[Begin Records provided]
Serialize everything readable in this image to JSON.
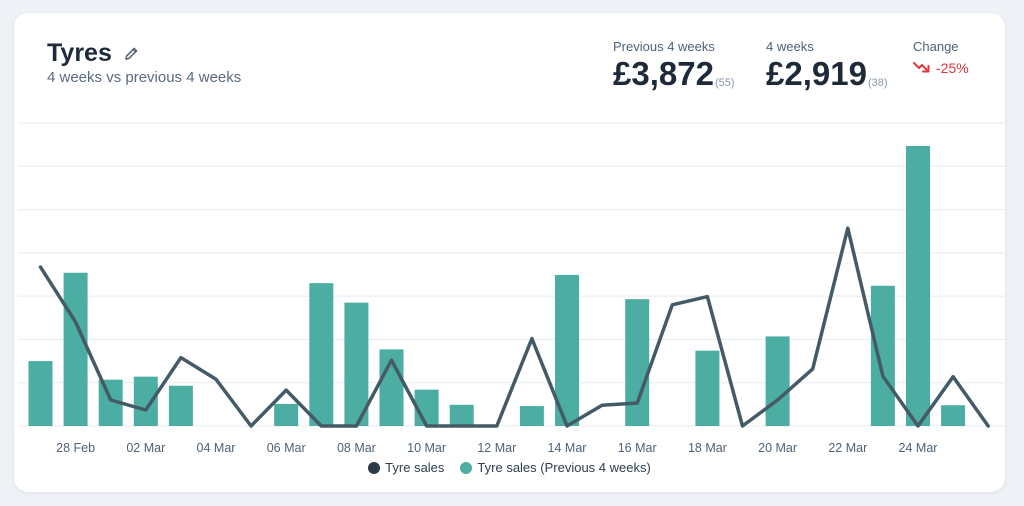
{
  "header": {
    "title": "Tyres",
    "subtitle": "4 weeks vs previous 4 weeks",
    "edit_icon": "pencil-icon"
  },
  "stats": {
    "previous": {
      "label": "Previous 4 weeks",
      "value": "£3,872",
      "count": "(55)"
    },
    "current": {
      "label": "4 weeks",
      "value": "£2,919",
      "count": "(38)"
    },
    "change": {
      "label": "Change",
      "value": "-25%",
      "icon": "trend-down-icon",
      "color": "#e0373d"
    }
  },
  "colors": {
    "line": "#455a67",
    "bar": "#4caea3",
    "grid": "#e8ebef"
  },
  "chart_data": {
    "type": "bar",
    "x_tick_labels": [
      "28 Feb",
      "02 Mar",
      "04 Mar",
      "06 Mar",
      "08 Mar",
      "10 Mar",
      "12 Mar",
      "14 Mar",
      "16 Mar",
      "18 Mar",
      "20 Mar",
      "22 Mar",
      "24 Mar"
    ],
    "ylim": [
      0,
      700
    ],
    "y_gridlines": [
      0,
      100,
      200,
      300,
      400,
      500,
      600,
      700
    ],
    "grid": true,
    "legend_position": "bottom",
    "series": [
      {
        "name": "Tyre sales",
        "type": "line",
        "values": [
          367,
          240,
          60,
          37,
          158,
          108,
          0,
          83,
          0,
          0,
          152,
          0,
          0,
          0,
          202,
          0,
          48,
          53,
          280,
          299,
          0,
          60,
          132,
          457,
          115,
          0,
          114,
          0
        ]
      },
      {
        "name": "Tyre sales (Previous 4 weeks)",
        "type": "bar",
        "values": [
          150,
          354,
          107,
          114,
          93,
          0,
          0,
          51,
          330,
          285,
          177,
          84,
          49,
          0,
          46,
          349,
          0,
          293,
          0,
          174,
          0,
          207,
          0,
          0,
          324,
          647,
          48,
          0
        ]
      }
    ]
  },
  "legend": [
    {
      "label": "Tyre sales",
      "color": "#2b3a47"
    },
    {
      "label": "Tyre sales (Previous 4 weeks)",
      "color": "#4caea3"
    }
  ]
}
[End Records provided]
* To do: Write the listing above out again exactly, dropping each image.

* Task result:
Serialize everything readable in this image to JSON.
{
  "header": {
    "title": "Tyres",
    "subtitle": "4 weeks vs previous 4 weeks",
    "edit_icon": "pencil-icon"
  },
  "stats": {
    "previous": {
      "label": "Previous 4 weeks",
      "value": "£3,872",
      "count": "(55)"
    },
    "current": {
      "label": "4 weeks",
      "value": "£2,919",
      "count": "(38)"
    },
    "change": {
      "label": "Change",
      "value": "-25%",
      "icon": "trend-down-icon",
      "color": "#e0373d"
    }
  },
  "colors": {
    "line": "#455a67",
    "bar": "#4caea3",
    "grid": "#e8ebef"
  },
  "chart_data": {
    "type": "bar",
    "x_tick_labels": [
      "28 Feb",
      "02 Mar",
      "04 Mar",
      "06 Mar",
      "08 Mar",
      "10 Mar",
      "12 Mar",
      "14 Mar",
      "16 Mar",
      "18 Mar",
      "20 Mar",
      "22 Mar",
      "24 Mar"
    ],
    "ylim": [
      0,
      700
    ],
    "y_gridlines": [
      0,
      100,
      200,
      300,
      400,
      500,
      600,
      700
    ],
    "grid": true,
    "legend_position": "bottom",
    "series": [
      {
        "name": "Tyre sales",
        "type": "line",
        "values": [
          367,
          240,
          60,
          37,
          158,
          108,
          0,
          83,
          0,
          0,
          152,
          0,
          0,
          0,
          202,
          0,
          48,
          53,
          280,
          299,
          0,
          60,
          132,
          457,
          115,
          0,
          114,
          0
        ]
      },
      {
        "name": "Tyre sales (Previous 4 weeks)",
        "type": "bar",
        "values": [
          150,
          354,
          107,
          114,
          93,
          0,
          0,
          51,
          330,
          285,
          177,
          84,
          49,
          0,
          46,
          349,
          0,
          293,
          0,
          174,
          0,
          207,
          0,
          0,
          324,
          647,
          48,
          0
        ]
      }
    ]
  },
  "legend": [
    {
      "label": "Tyre sales",
      "color": "#2b3a47"
    },
    {
      "label": "Tyre sales (Previous 4 weeks)",
      "color": "#4caea3"
    }
  ]
}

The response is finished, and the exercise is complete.